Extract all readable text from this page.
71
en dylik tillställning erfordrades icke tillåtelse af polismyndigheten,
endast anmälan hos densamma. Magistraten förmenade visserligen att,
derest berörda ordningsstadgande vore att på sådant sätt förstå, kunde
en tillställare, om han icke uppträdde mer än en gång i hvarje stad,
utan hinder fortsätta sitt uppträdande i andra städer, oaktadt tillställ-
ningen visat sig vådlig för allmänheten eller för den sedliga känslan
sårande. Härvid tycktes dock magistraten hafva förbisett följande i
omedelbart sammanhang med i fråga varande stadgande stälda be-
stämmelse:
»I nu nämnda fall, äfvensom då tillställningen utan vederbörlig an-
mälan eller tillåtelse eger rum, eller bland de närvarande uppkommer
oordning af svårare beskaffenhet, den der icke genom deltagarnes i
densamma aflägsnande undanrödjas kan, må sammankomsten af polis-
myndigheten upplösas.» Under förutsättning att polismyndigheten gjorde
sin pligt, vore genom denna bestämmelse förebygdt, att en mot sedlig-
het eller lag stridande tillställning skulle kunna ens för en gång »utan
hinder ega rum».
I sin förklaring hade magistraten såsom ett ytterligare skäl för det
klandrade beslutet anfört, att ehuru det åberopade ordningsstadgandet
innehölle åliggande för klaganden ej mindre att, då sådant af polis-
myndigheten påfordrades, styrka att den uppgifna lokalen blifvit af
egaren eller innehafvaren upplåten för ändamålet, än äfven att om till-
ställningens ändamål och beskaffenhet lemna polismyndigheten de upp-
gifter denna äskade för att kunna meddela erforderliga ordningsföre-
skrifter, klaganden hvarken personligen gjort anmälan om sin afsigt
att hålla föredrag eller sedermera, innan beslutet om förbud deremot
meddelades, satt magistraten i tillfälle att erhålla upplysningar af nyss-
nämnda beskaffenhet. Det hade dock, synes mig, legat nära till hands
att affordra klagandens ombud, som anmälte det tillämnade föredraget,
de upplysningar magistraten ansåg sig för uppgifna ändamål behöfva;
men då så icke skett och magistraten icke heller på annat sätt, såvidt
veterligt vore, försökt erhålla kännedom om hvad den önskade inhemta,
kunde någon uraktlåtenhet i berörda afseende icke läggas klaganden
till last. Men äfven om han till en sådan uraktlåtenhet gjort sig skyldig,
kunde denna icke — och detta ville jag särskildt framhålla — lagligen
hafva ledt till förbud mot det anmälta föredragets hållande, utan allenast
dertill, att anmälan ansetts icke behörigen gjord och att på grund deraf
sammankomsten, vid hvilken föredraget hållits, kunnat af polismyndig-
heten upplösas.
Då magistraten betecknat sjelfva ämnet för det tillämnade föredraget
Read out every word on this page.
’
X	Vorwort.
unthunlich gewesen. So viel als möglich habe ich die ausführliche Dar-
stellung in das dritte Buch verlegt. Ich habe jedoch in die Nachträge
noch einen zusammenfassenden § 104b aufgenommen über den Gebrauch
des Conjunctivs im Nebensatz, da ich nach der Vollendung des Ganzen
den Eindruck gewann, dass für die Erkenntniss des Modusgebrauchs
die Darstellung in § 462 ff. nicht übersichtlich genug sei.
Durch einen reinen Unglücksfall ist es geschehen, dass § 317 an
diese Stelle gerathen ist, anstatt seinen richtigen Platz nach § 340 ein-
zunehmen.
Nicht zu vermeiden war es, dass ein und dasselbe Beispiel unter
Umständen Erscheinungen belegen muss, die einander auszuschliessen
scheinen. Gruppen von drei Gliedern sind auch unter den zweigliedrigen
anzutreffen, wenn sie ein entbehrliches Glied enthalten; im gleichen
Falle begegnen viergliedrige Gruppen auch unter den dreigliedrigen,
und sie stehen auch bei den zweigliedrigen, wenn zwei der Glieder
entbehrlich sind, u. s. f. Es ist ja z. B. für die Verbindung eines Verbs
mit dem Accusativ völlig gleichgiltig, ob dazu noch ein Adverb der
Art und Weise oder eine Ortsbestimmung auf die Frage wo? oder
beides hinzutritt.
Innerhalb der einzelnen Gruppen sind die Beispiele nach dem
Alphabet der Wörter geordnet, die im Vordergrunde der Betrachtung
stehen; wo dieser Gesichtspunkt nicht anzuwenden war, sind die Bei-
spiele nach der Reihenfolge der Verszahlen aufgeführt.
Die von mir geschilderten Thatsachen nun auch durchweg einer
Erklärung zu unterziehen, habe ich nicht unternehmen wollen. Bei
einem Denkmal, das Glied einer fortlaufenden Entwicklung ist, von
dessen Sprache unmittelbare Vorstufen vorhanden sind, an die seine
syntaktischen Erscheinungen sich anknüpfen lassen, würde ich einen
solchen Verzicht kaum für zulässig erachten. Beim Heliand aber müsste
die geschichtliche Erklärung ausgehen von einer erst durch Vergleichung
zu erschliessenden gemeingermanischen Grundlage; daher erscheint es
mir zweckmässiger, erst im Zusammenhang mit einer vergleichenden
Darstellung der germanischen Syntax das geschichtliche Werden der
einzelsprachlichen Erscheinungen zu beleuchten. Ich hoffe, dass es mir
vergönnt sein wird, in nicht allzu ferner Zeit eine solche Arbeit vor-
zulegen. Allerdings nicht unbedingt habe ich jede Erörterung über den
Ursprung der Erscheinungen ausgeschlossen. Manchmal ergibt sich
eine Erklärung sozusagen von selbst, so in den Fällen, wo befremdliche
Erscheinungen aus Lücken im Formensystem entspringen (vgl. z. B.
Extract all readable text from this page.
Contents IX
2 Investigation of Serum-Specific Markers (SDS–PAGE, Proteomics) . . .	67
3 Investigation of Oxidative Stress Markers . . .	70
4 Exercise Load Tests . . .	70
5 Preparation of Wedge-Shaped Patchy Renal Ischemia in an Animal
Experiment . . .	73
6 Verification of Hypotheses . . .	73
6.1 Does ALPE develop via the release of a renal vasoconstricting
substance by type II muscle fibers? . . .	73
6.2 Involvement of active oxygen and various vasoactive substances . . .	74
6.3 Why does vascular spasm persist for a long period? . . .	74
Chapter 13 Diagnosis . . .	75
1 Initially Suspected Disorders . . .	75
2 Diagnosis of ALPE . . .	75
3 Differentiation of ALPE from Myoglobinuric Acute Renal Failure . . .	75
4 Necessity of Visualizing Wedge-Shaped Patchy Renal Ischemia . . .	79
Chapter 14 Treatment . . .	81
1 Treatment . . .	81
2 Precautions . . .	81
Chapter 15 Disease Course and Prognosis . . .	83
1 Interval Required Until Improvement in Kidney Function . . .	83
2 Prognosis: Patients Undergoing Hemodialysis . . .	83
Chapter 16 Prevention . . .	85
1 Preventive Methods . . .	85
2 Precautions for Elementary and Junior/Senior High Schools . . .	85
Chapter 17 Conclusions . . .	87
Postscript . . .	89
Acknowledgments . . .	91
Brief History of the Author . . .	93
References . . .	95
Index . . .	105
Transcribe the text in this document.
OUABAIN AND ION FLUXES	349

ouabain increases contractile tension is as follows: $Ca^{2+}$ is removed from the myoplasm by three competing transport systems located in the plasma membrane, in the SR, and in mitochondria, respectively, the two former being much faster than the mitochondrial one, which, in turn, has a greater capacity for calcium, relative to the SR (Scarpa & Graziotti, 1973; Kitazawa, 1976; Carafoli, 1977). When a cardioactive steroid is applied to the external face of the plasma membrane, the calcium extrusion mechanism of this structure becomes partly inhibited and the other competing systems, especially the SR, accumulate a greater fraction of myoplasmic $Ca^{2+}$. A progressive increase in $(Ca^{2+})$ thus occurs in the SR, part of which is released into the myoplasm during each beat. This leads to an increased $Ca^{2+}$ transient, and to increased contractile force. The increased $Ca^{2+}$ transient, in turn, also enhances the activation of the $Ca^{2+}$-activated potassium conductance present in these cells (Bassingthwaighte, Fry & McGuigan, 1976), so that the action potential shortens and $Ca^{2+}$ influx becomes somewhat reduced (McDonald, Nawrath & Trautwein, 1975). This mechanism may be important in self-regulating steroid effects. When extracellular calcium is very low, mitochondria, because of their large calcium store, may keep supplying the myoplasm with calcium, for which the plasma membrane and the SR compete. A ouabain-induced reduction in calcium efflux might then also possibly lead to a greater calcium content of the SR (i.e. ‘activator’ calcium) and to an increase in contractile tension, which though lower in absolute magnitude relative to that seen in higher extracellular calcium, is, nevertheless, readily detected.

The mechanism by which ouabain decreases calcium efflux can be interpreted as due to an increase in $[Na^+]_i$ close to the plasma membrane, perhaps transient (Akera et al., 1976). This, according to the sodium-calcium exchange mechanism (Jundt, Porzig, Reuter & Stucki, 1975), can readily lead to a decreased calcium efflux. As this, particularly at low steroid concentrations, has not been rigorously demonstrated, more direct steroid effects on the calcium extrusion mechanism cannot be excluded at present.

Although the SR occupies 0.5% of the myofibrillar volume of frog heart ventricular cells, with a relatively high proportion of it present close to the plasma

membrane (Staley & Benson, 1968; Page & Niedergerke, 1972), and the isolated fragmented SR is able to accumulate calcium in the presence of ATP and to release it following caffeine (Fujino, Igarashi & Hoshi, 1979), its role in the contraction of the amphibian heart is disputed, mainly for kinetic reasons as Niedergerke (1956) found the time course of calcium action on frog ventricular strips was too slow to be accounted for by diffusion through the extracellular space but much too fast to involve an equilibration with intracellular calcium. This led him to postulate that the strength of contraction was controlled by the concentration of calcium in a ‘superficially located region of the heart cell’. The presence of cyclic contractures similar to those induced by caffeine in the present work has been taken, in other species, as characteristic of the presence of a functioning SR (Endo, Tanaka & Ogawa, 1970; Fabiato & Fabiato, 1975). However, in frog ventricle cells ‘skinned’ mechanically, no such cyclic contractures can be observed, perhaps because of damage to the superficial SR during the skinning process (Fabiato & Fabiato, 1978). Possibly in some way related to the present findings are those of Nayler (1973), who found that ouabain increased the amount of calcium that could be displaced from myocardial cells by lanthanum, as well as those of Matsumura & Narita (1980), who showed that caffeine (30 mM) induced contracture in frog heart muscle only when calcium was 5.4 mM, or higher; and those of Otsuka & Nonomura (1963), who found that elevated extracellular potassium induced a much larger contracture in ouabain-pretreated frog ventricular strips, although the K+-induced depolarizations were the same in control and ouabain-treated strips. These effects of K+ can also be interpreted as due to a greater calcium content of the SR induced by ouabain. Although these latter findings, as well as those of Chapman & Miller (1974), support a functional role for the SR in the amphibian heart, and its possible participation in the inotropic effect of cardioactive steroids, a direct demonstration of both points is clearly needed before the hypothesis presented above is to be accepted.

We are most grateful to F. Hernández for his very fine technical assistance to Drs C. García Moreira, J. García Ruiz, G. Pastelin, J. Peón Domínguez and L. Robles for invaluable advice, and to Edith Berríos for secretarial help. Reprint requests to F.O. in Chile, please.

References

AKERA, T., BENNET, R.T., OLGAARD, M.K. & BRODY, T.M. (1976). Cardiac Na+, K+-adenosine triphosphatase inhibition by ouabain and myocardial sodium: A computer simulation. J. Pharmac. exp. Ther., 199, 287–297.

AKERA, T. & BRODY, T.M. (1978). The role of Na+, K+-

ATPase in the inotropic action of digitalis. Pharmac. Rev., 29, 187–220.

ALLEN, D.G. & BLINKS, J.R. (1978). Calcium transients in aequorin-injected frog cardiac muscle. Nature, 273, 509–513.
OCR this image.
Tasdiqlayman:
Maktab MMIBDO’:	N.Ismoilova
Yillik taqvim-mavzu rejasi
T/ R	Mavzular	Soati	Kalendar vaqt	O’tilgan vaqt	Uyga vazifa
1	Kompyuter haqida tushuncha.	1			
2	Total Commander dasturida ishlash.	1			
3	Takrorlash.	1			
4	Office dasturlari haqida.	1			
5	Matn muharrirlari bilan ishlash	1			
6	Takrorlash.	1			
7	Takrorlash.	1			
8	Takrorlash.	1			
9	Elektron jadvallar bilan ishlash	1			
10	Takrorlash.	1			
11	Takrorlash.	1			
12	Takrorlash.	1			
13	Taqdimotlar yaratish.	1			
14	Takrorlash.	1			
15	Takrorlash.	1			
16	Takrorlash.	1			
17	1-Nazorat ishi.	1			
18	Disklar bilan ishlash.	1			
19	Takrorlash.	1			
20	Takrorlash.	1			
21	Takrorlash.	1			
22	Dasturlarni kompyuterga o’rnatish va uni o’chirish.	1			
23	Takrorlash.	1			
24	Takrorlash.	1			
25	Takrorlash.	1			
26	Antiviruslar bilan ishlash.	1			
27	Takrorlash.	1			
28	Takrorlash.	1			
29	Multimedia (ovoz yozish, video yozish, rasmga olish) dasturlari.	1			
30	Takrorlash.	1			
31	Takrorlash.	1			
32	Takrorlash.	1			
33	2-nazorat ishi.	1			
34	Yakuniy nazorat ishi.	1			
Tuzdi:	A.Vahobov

* **WHAT TO WORK ON**
Look for the word "dass" in the records above, count the lines that hold it, and give only that number.

* **SOLUTION TO THE EXERCISE**
4